» **Problem details**
Leaving out the pictures, please retype each record exactly.

Records from a collection of figures

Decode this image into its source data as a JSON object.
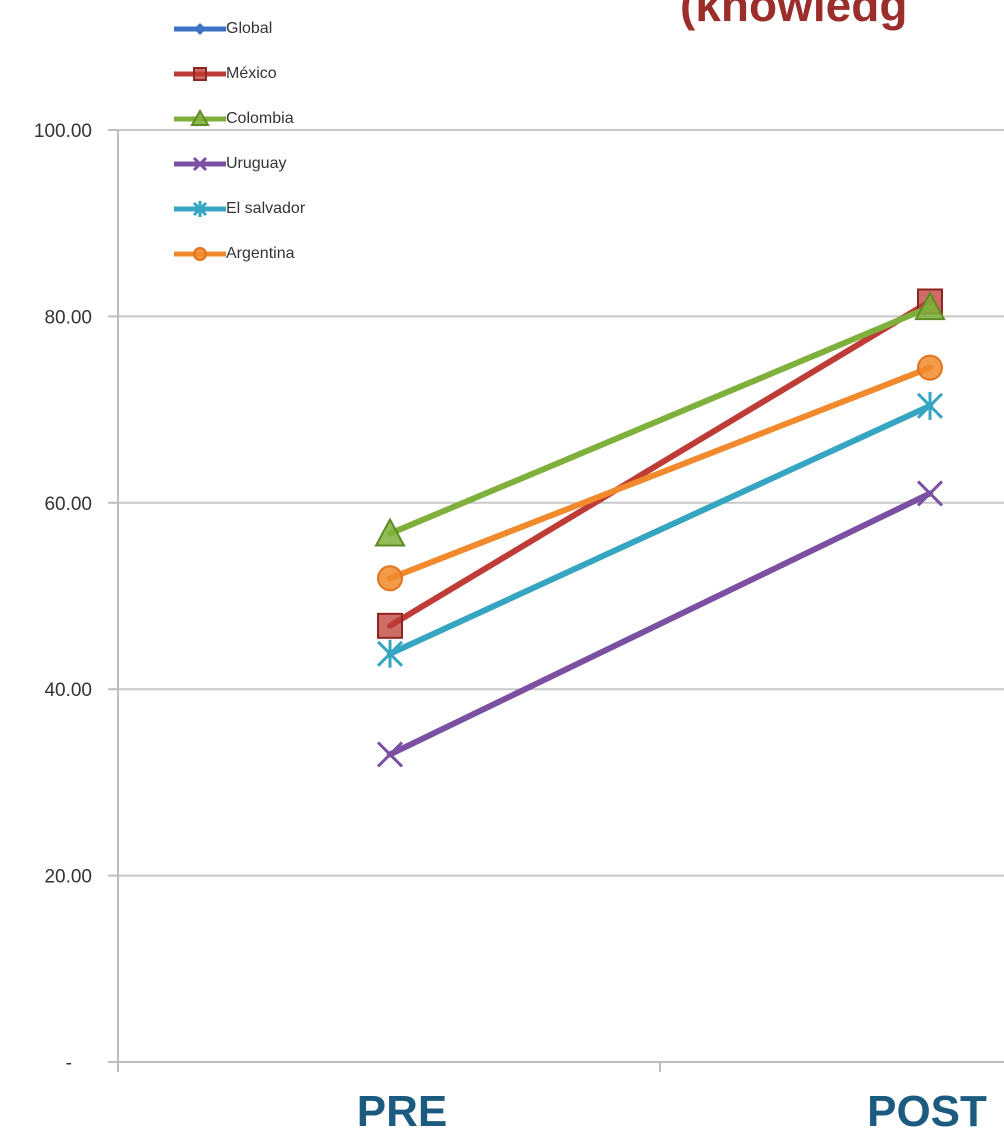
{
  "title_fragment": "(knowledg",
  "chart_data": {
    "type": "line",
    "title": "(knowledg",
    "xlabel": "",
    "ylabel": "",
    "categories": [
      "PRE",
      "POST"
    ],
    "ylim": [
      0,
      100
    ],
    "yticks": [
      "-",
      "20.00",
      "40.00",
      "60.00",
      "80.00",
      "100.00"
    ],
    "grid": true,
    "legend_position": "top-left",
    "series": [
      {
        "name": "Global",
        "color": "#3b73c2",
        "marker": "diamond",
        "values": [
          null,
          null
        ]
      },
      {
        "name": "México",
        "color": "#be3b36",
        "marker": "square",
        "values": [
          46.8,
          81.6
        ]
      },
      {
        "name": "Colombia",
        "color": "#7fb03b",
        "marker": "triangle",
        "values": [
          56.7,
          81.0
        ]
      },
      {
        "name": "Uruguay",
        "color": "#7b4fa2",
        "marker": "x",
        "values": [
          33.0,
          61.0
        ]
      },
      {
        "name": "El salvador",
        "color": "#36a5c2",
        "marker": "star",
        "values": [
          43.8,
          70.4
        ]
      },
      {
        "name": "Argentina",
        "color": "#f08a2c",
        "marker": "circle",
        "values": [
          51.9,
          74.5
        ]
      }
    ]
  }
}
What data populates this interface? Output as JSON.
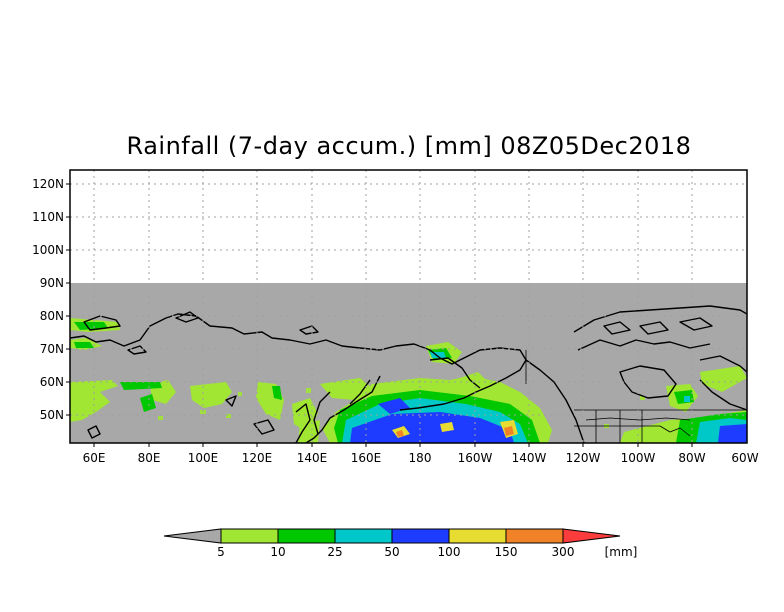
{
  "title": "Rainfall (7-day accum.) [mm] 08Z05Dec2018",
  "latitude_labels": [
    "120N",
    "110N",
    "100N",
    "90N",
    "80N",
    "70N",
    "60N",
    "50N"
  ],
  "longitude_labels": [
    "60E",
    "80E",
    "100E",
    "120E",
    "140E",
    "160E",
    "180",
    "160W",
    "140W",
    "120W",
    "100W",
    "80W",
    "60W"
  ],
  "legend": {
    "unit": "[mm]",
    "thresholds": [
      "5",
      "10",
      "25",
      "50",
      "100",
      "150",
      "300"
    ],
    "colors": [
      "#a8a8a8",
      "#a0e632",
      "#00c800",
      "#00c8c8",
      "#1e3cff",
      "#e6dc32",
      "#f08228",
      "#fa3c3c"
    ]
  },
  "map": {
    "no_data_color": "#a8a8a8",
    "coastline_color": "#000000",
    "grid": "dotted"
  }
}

» **Response**
Decode this image into its source data as a JSON object.
{
  "title_fragment": "(knowledg",
  "chart_data": {
    "type": "line",
    "title": "(knowledg",
    "xlabel": "",
    "ylabel": "",
    "categories": [
      "PRE",
      "POST"
    ],
    "ylim": [
      0,
      100
    ],
    "yticks": [
      "-",
      "20.00",
      "40.00",
      "60.00",
      "80.00",
      "100.00"
    ],
    "grid": true,
    "legend_position": "top-left",
    "series": [
      {
        "name": "Global",
        "color": "#3b73c2",
        "marker": "diamond",
        "values": [
          null,
          null
        ]
      },
      {
        "name": "México",
        "color": "#be3b36",
        "marker": "square",
        "values": [
          46.8,
          81.6
        ]
      },
      {
        "name": "Colombia",
        "color": "#7fb03b",
        "marker": "triangle",
        "values": [
          56.7,
          81.0
        ]
      },
      {
        "name": "Uruguay",
        "color": "#7b4fa2",
        "marker": "x",
        "values": [
          33.0,
          61.0
        ]
      },
      {
        "name": "El salvador",
        "color": "#36a5c2",
        "marker": "star",
        "values": [
          43.8,
          70.4
        ]
      },
      {
        "name": "Argentina",
        "color": "#f08a2c",
        "marker": "circle",
        "values": [
          51.9,
          74.5
        ]
      }
    ]
  }
}
What data populates this interface? Output as JSON.
{
  "title": "Rainfall (7-day accum.) [mm] 08Z05Dec2018",
  "latitude_labels": [
    "120N",
    "110N",
    "100N",
    "90N",
    "80N",
    "70N",
    "60N",
    "50N"
  ],
  "longitude_labels": [
    "60E",
    "80E",
    "100E",
    "120E",
    "140E",
    "160E",
    "180",
    "160W",
    "140W",
    "120W",
    "100W",
    "80W",
    "60W"
  ],
  "legend": {
    "unit": "[mm]",
    "thresholds": [
      "5",
      "10",
      "25",
      "50",
      "100",
      "150",
      "300"
    ],
    "colors": [
      "#a8a8a8",
      "#a0e632",
      "#00c800",
      "#00c8c8",
      "#1e3cff",
      "#e6dc32",
      "#f08228",
      "#fa3c3c"
    ]
  },
  "map": {
    "no_data_color": "#a8a8a8",
    "coastline_color": "#000000",
    "grid": "dotted"
  }
}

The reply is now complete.